-- Short task --
Wherever the string "Forward" appears in a line, extract that line.

[Rows from a figure dataset]
** START **
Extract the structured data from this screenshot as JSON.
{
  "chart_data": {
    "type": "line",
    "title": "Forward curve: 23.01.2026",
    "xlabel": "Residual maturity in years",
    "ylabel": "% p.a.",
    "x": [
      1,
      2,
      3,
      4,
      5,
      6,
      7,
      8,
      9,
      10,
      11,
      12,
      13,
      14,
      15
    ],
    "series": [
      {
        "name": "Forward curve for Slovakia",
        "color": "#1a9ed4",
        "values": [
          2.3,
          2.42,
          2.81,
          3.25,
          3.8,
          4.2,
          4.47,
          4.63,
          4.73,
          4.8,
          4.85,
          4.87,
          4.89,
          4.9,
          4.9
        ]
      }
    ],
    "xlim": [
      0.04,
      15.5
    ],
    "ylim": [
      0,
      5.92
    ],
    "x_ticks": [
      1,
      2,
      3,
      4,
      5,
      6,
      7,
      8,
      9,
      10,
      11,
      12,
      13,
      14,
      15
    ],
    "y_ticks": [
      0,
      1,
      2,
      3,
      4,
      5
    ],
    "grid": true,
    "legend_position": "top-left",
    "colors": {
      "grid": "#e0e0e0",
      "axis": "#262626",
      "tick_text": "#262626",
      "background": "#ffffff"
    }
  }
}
** END **
-- Solution --
    "title": "Forward curve: 23.01.2026",
        "name": "Forward curve for Slovakia",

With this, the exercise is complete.